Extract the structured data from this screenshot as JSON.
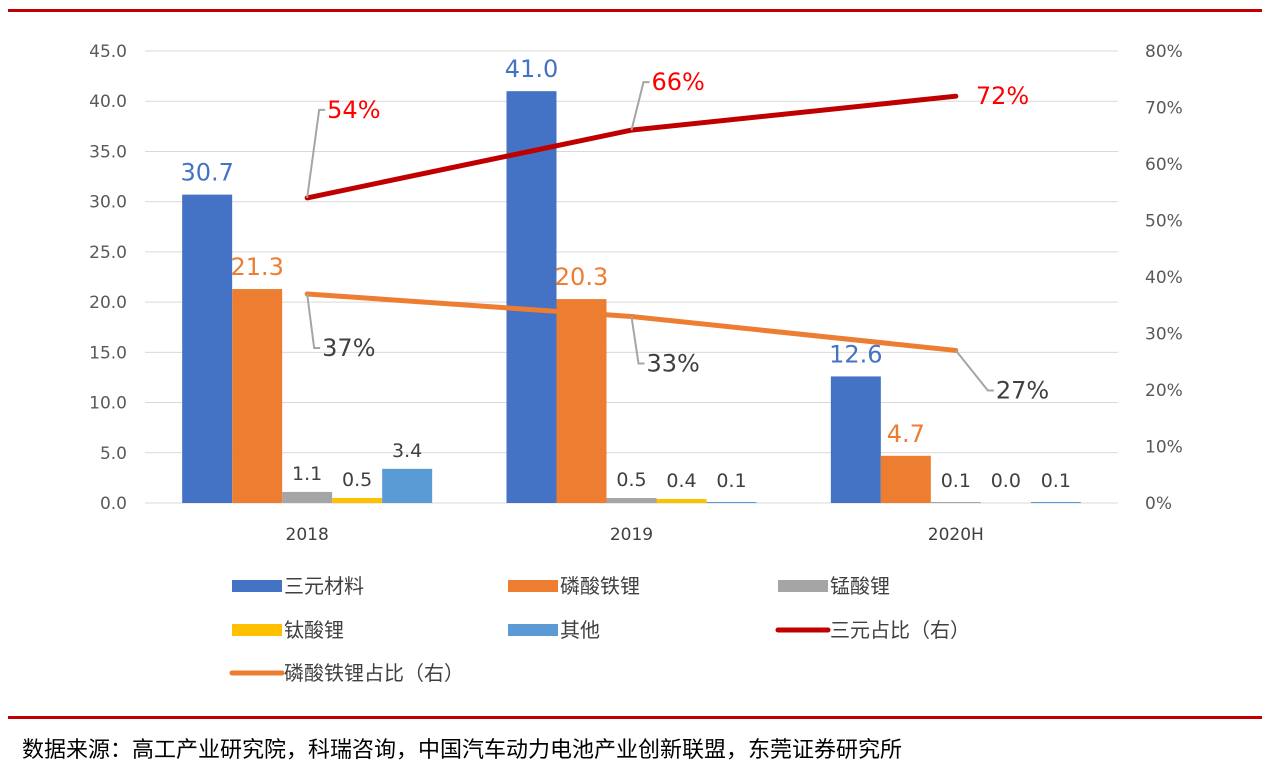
{
  "chart_data": {
    "type": "bar",
    "categories": [
      "2018",
      "2019",
      "2020H"
    ],
    "y_left": {
      "ticks": [
        "0.0",
        "5.0",
        "10.0",
        "15.0",
        "20.0",
        "25.0",
        "30.0",
        "35.0",
        "40.0",
        "45.0"
      ],
      "range": [
        0,
        45
      ]
    },
    "y_right": {
      "ticks": [
        "0%",
        "10%",
        "20%",
        "30%",
        "40%",
        "50%",
        "60%",
        "70%",
        "80%"
      ],
      "range": [
        0,
        0.8
      ]
    },
    "grid": true,
    "legend_placement": "bottom",
    "bar_series": [
      {
        "name": "三元材料",
        "color": "#4472c4",
        "values": [
          30.7,
          41.0,
          12.6
        ],
        "labels": [
          "30.7",
          "41.0",
          "12.6"
        ],
        "label_color": "#4472c4"
      },
      {
        "name": "磷酸铁锂",
        "color": "#ed7d31",
        "values": [
          21.3,
          20.3,
          4.7
        ],
        "labels": [
          "21.3",
          "20.3",
          "4.7"
        ],
        "label_color": "#ed7d31"
      },
      {
        "name": "锰酸锂",
        "color": "#a5a5a5",
        "values": [
          1.1,
          0.5,
          0.1
        ],
        "labels": [
          "1.1",
          "0.5",
          "0.1"
        ],
        "label_color": "#404040"
      },
      {
        "name": "钛酸锂",
        "color": "#ffc000",
        "values": [
          0.5,
          0.4,
          0.0
        ],
        "labels": [
          "0.5",
          "0.4",
          "0.0"
        ],
        "label_color": "#404040"
      },
      {
        "name": "其他",
        "color": "#5b9bd5",
        "values": [
          3.4,
          0.1,
          0.1
        ],
        "labels": [
          "3.4",
          "0.1",
          "0.1"
        ],
        "label_color": "#404040"
      }
    ],
    "line_series": [
      {
        "name": "三元占比（右）",
        "color": "#c00000",
        "values": [
          0.54,
          0.66,
          0.72
        ],
        "labels": [
          "54%",
          "66%",
          "72%"
        ],
        "label_color": "#ff0000"
      },
      {
        "name": "磷酸铁锂占比（右）",
        "color": "#ed7d31",
        "values": [
          0.37,
          0.33,
          0.27
        ],
        "labels": [
          "37%",
          "33%",
          "27%"
        ],
        "label_color": "#404040"
      }
    ]
  },
  "source_text": "数据来源：高工产业研究院，科瑞咨询，中国汽车动力电池产业创新联盟，东莞证券研究所"
}
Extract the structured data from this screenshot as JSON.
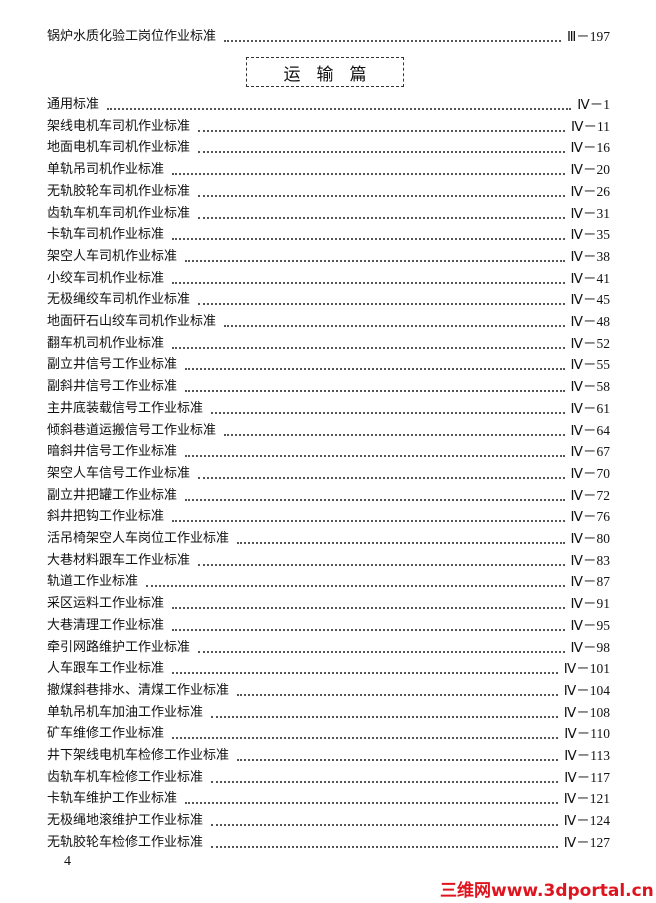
{
  "prev_entry": {
    "title": "锅炉水质化验工岗位作业标准",
    "page": "Ⅲ－197"
  },
  "section_title": "运输篇",
  "entries": [
    {
      "title": "通用标准",
      "page": "Ⅳ－1"
    },
    {
      "title": "架线电机车司机作业标准",
      "page": "Ⅳ－11"
    },
    {
      "title": "地面电机车司机作业标准",
      "page": "Ⅳ－16"
    },
    {
      "title": "单轨吊司机作业标准",
      "page": "Ⅳ－20"
    },
    {
      "title": "无轨胶轮车司机作业标准",
      "page": "Ⅳ－26"
    },
    {
      "title": "齿轨车机车司机作业标准",
      "page": "Ⅳ－31"
    },
    {
      "title": "卡轨车司机作业标准",
      "page": "Ⅳ－35"
    },
    {
      "title": "架空人车司机作业标准",
      "page": "Ⅳ－38"
    },
    {
      "title": "小绞车司机作业标准",
      "page": "Ⅳ－41"
    },
    {
      "title": "无极绳绞车司机作业标准",
      "page": "Ⅳ－45"
    },
    {
      "title": "地面矸石山绞车司机作业标准",
      "page": "Ⅳ－48"
    },
    {
      "title": "翻车机司机作业标准",
      "page": "Ⅳ－52"
    },
    {
      "title": "副立井信号工作业标准",
      "page": "Ⅳ－55"
    },
    {
      "title": "副斜井信号工作业标准",
      "page": "Ⅳ－58"
    },
    {
      "title": "主井底装载信号工作业标准",
      "page": "Ⅳ－61"
    },
    {
      "title": "倾斜巷道运搬信号工作业标准",
      "page": "Ⅳ－64"
    },
    {
      "title": "暗斜井信号工作业标准",
      "page": "Ⅳ－67"
    },
    {
      "title": "架空人车信号工作业标准",
      "page": "Ⅳ－70"
    },
    {
      "title": "副立井把罐工作业标准",
      "page": "Ⅳ－72"
    },
    {
      "title": "斜井把钩工作业标准",
      "page": "Ⅳ－76"
    },
    {
      "title": "活吊椅架空人车岗位工作业标准",
      "page": "Ⅳ－80"
    },
    {
      "title": "大巷材料跟车工作业标准",
      "page": "Ⅳ－83"
    },
    {
      "title": "轨道工作业标准",
      "page": "Ⅳ－87"
    },
    {
      "title": "采区运料工作业标准",
      "page": "Ⅳ－91"
    },
    {
      "title": "大巷清理工作业标准",
      "page": "Ⅳ－95"
    },
    {
      "title": "牵引网路维护工作业标准",
      "page": "Ⅳ－98"
    },
    {
      "title": "人车跟车工作业标准",
      "page": "Ⅳ－101"
    },
    {
      "title": "撤煤斜巷排水、清煤工作业标准",
      "page": "Ⅳ－104"
    },
    {
      "title": "单轨吊机车加油工作业标准",
      "page": "Ⅳ－108"
    },
    {
      "title": "矿车维修工作业标准",
      "page": "Ⅳ－110"
    },
    {
      "title": "井下架线电机车检修工作业标准",
      "page": "Ⅳ－113"
    },
    {
      "title": "齿轨车机车检修工作业标准",
      "page": "Ⅳ－117"
    },
    {
      "title": "卡轨车维护工作业标准",
      "page": "Ⅳ－121"
    },
    {
      "title": "无极绳地滚维护工作业标准",
      "page": "Ⅳ－124"
    },
    {
      "title": "无轨胶轮车检修工作业标准",
      "page": "Ⅳ－127"
    }
  ],
  "page_number": "4",
  "watermark": "三维网www.3dportal.cn",
  "colors": {
    "watermark": "#e0141e",
    "text": "#111111"
  }
}
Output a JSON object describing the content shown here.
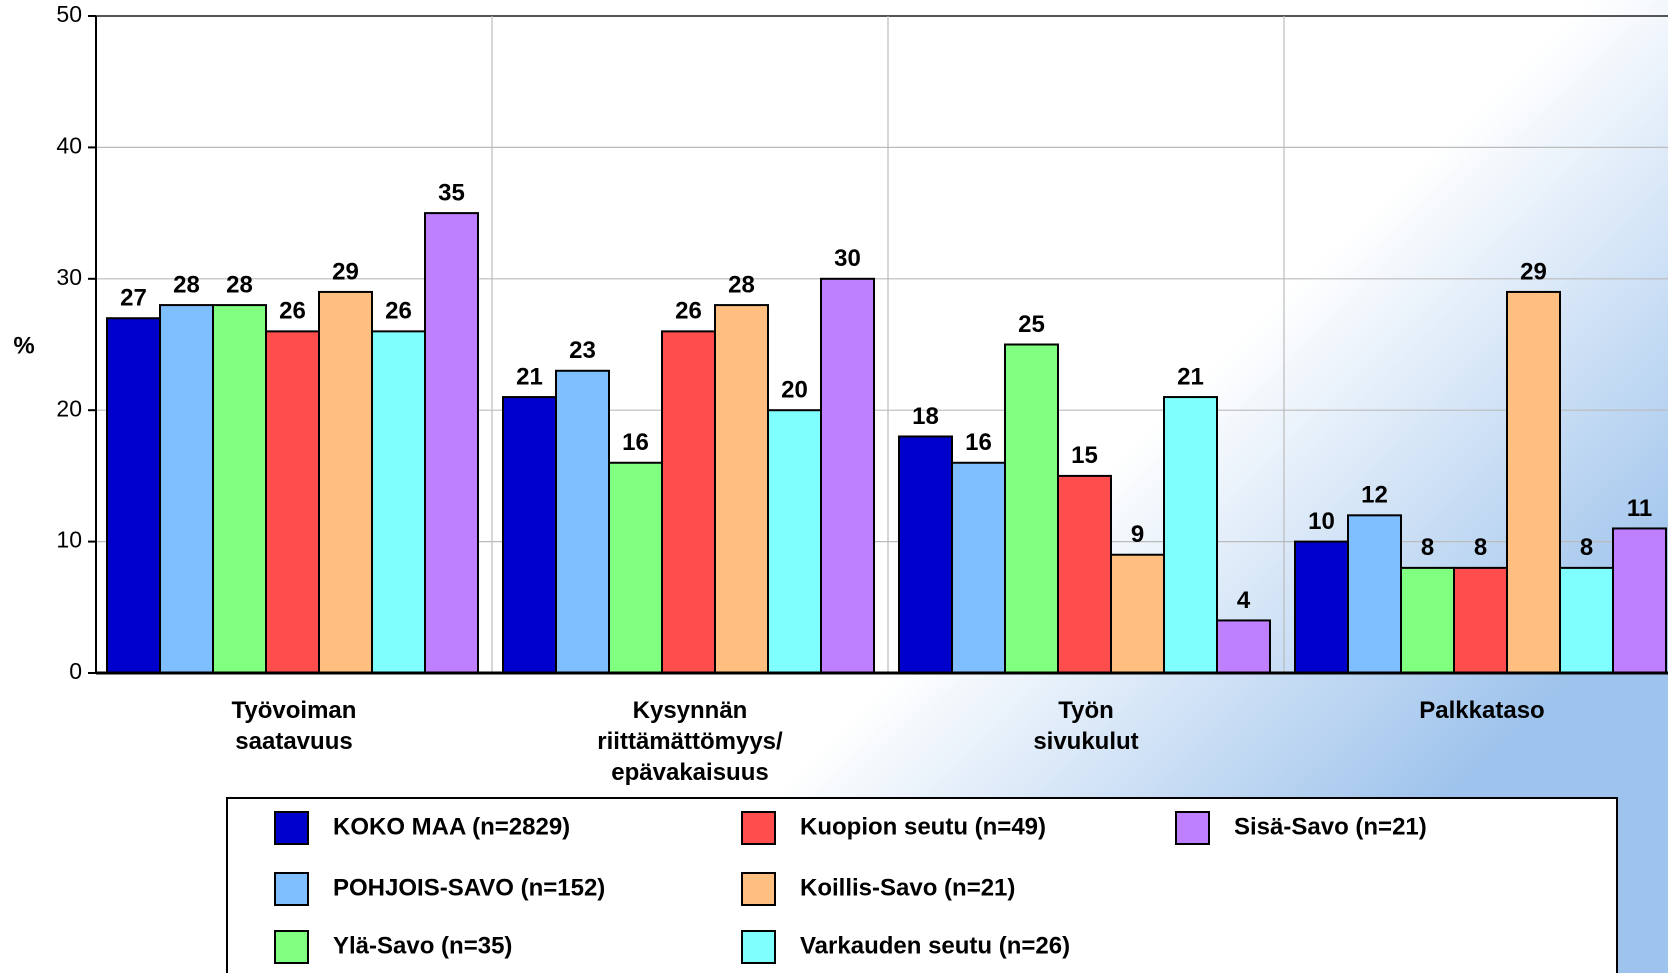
{
  "chart_data": {
    "type": "bar",
    "y_label": "%",
    "categories": [
      [
        "Työvoiman",
        "saatavuus"
      ],
      [
        "Kysynnän",
        "riittämättömyys/",
        "epävakaisuus"
      ],
      [
        "Työn",
        "sivukulut"
      ],
      [
        "Palkkataso"
      ]
    ],
    "series": [
      {
        "name": "KOKO MAA (n=2829)",
        "color": "#0000cc",
        "values": [
          27,
          21,
          18,
          10
        ]
      },
      {
        "name": "POHJOIS-SAVO (n=152)",
        "color": "#80bfff",
        "values": [
          28,
          23,
          16,
          12
        ]
      },
      {
        "name": "Ylä-Savo (n=35)",
        "color": "#80ff80",
        "values": [
          28,
          16,
          25,
          8
        ]
      },
      {
        "name": "Kuopion seutu (n=49)",
        "color": "#ff4d4d",
        "values": [
          26,
          26,
          15,
          8
        ]
      },
      {
        "name": "Koillis-Savo (n=21)",
        "color": "#ffbf80",
        "values": [
          29,
          28,
          9,
          29
        ]
      },
      {
        "name": "Varkauden seutu (n=26)",
        "color": "#80ffff",
        "values": [
          26,
          20,
          21,
          8
        ]
      },
      {
        "name": "Sisä-Savo (n=21)",
        "color": "#bf80ff",
        "values": [
          35,
          30,
          4,
          11
        ]
      }
    ],
    "ylim": [
      0,
      50
    ],
    "yticks": [
      0,
      10,
      20,
      30,
      40,
      50
    ],
    "grid": true
  }
}
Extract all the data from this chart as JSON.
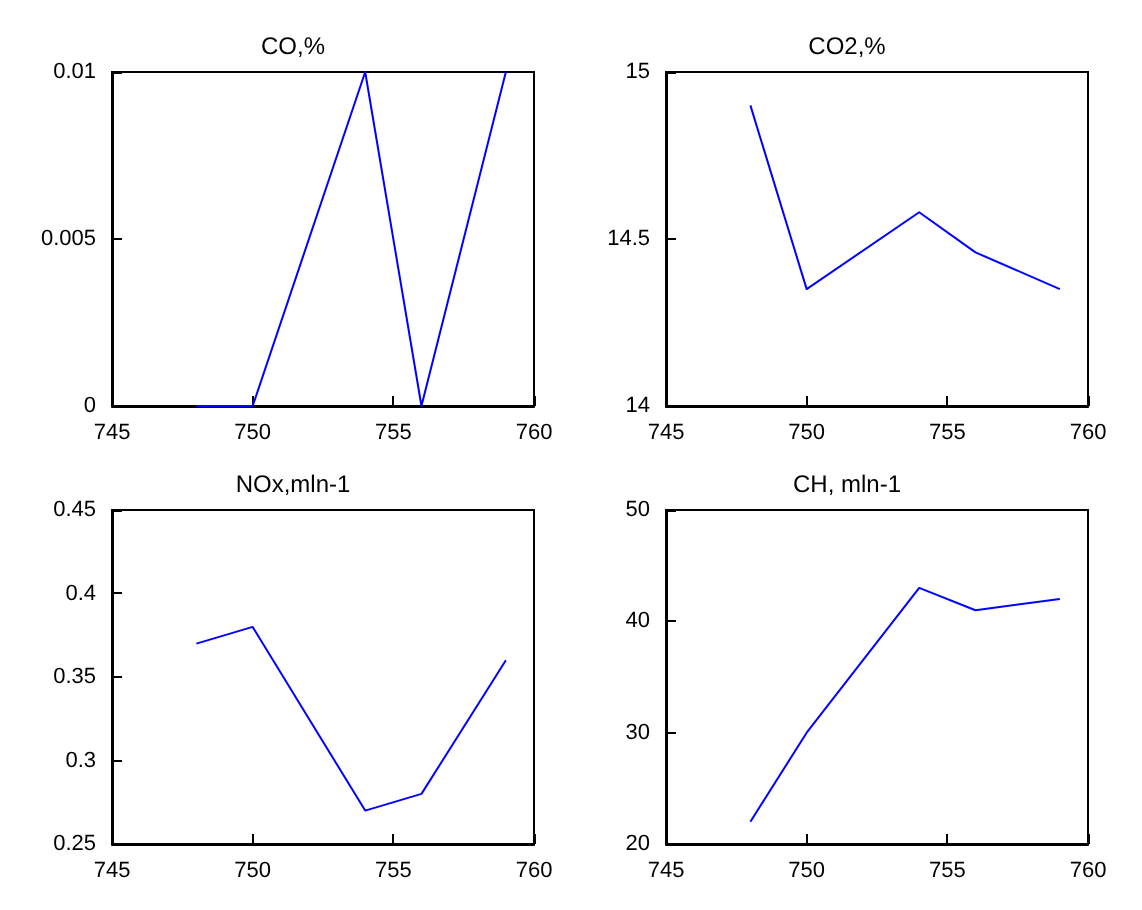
{
  "chart_data": [
    {
      "type": "line",
      "title": "CO,%",
      "x": [
        748,
        750,
        754,
        756,
        759
      ],
      "values": [
        0,
        0,
        0.01,
        0,
        0.01
      ],
      "color": "#0000ff",
      "xlim": [
        745,
        760
      ],
      "xticks": [
        745,
        750,
        755,
        760
      ],
      "ylim": [
        0,
        0.01
      ],
      "yticks": [
        0,
        0.005,
        0.01
      ]
    },
    {
      "type": "line",
      "title": "CO2,%",
      "x": [
        748,
        750,
        754,
        756,
        759
      ],
      "values": [
        14.9,
        14.35,
        14.58,
        14.46,
        14.35
      ],
      "color": "#0000ff",
      "xlim": [
        745,
        760
      ],
      "xticks": [
        745,
        750,
        755,
        760
      ],
      "ylim": [
        14,
        15
      ],
      "yticks": [
        14,
        14.5,
        15
      ]
    },
    {
      "type": "line",
      "title": "NOx,mln-1",
      "x": [
        748,
        750,
        754,
        756,
        759
      ],
      "values": [
        0.37,
        0.38,
        0.27,
        0.28,
        0.36
      ],
      "color": "#0000ff",
      "xlim": [
        745,
        760
      ],
      "xticks": [
        745,
        750,
        755,
        760
      ],
      "ylim": [
        0.25,
        0.45
      ],
      "yticks": [
        0.25,
        0.3,
        0.35,
        0.4,
        0.45
      ]
    },
    {
      "type": "line",
      "title": "CH, mln-1",
      "x": [
        748,
        750,
        754,
        756,
        759
      ],
      "values": [
        22,
        30,
        43,
        41,
        42
      ],
      "color": "#0000ff",
      "xlim": [
        745,
        760
      ],
      "xticks": [
        745,
        750,
        755,
        760
      ],
      "ylim": [
        20,
        50
      ],
      "yticks": [
        20,
        30,
        40,
        50
      ]
    }
  ]
}
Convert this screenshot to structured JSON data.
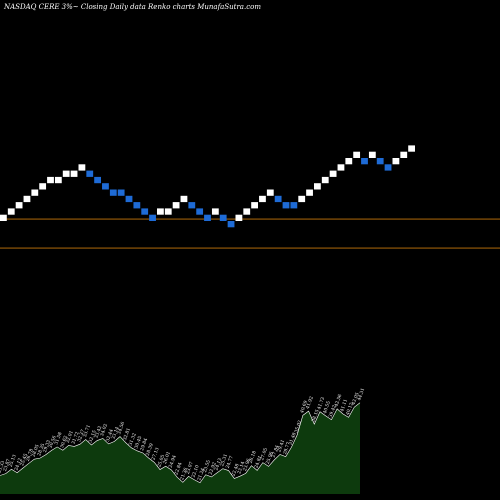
{
  "header": {
    "title": "NASDAQ CERE 3%~  Closing Daily data  Renko  charts MunafaSutra.com"
  },
  "colors": {
    "background": "#000000",
    "up_brick": "#ffffff",
    "down_brick": "#1e6bd6",
    "reference_line": "#c8780a",
    "volume_fill": "#0d3a0d",
    "volume_stroke": "#ffffff",
    "text": "#ffffff"
  },
  "chart_data": [
    {
      "type": "renko",
      "title": "NASDAQ CERE 3%~  Closing Daily data  Renko  charts MunafaSutra.com",
      "brick_size_percent": 3,
      "xlabel": "",
      "ylabel": "",
      "grid": false,
      "reference_lines_levels": [
        -4.8,
        -0.2
      ],
      "bricks": [
        {
          "level": 0,
          "dir": "up"
        },
        {
          "level": 1,
          "dir": "up"
        },
        {
          "level": 2,
          "dir": "up"
        },
        {
          "level": 3,
          "dir": "up"
        },
        {
          "level": 4,
          "dir": "up"
        },
        {
          "level": 5,
          "dir": "up"
        },
        {
          "level": 6,
          "dir": "up"
        },
        {
          "level": 6,
          "dir": "up"
        },
        {
          "level": 7,
          "dir": "up"
        },
        {
          "level": 7,
          "dir": "up"
        },
        {
          "level": 8,
          "dir": "up"
        },
        {
          "level": 7,
          "dir": "down"
        },
        {
          "level": 6,
          "dir": "down"
        },
        {
          "level": 5,
          "dir": "down"
        },
        {
          "level": 4,
          "dir": "down"
        },
        {
          "level": 4,
          "dir": "down"
        },
        {
          "level": 3,
          "dir": "down"
        },
        {
          "level": 2,
          "dir": "down"
        },
        {
          "level": 1,
          "dir": "down"
        },
        {
          "level": 0,
          "dir": "down"
        },
        {
          "level": 1,
          "dir": "up"
        },
        {
          "level": 1,
          "dir": "up"
        },
        {
          "level": 2,
          "dir": "up"
        },
        {
          "level": 3,
          "dir": "up"
        },
        {
          "level": 2,
          "dir": "down"
        },
        {
          "level": 1,
          "dir": "down"
        },
        {
          "level": 0,
          "dir": "down"
        },
        {
          "level": 1,
          "dir": "up"
        },
        {
          "level": 0,
          "dir": "down"
        },
        {
          "level": -1,
          "dir": "down"
        },
        {
          "level": 0,
          "dir": "up"
        },
        {
          "level": 1,
          "dir": "up"
        },
        {
          "level": 2,
          "dir": "up"
        },
        {
          "level": 3,
          "dir": "up"
        },
        {
          "level": 4,
          "dir": "up"
        },
        {
          "level": 3,
          "dir": "down"
        },
        {
          "level": 2,
          "dir": "down"
        },
        {
          "level": 2,
          "dir": "down"
        },
        {
          "level": 3,
          "dir": "up"
        },
        {
          "level": 4,
          "dir": "up"
        },
        {
          "level": 5,
          "dir": "up"
        },
        {
          "level": 6,
          "dir": "up"
        },
        {
          "level": 7,
          "dir": "up"
        },
        {
          "level": 8,
          "dir": "up"
        },
        {
          "level": 9,
          "dir": "up"
        },
        {
          "level": 10,
          "dir": "up"
        },
        {
          "level": 9,
          "dir": "down"
        },
        {
          "level": 10,
          "dir": "up"
        },
        {
          "level": 9,
          "dir": "down"
        },
        {
          "level": 8,
          "dir": "down"
        },
        {
          "level": 9,
          "dir": "up"
        },
        {
          "level": 10,
          "dir": "up"
        },
        {
          "level": 11,
          "dir": "up"
        }
      ]
    },
    {
      "type": "area",
      "title": "",
      "series": [
        {
          "values": [
            23.33,
            23.87,
            25.13,
            24.12,
            25.45,
            26.78,
            28.05,
            28.35,
            29.33,
            30.56,
            31.58,
            30.62,
            32.01,
            31.72,
            32.37,
            33.71,
            32.15,
            33.42,
            34.02,
            32.44,
            33.14,
            34.56,
            32.81,
            31.32,
            30.45,
            29.84,
            28.39,
            27.13,
            25.05,
            26.01,
            24.94,
            22.84,
            21.36,
            23.07,
            22.1,
            21.24,
            23.55,
            22.92,
            24.13,
            25.31,
            24.77,
            22.48,
            23.14,
            23.96,
            26.18,
            24.81,
            27.05,
            25.96,
            27.84,
            29.41,
            28.77,
            31.48,
            35.02,
            40.69,
            41.92,
            38.15,
            41.73,
            40.55,
            39.42,
            42.56,
            41.11,
            40.12,
            43.05,
            44.31
          ]
        }
      ]
    }
  ]
}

========================================

**What is asked**
Scan the listing above. Collect all lines with the word "charts".

**Result of the exercise**
    "title": "NASDAQ CERE 3%~  Closing Daily data  Renko  charts MunafaSutra.com"
      "title": "NASDAQ CERE 3%~  Closing Daily data  Renko  charts MunafaSutra.com",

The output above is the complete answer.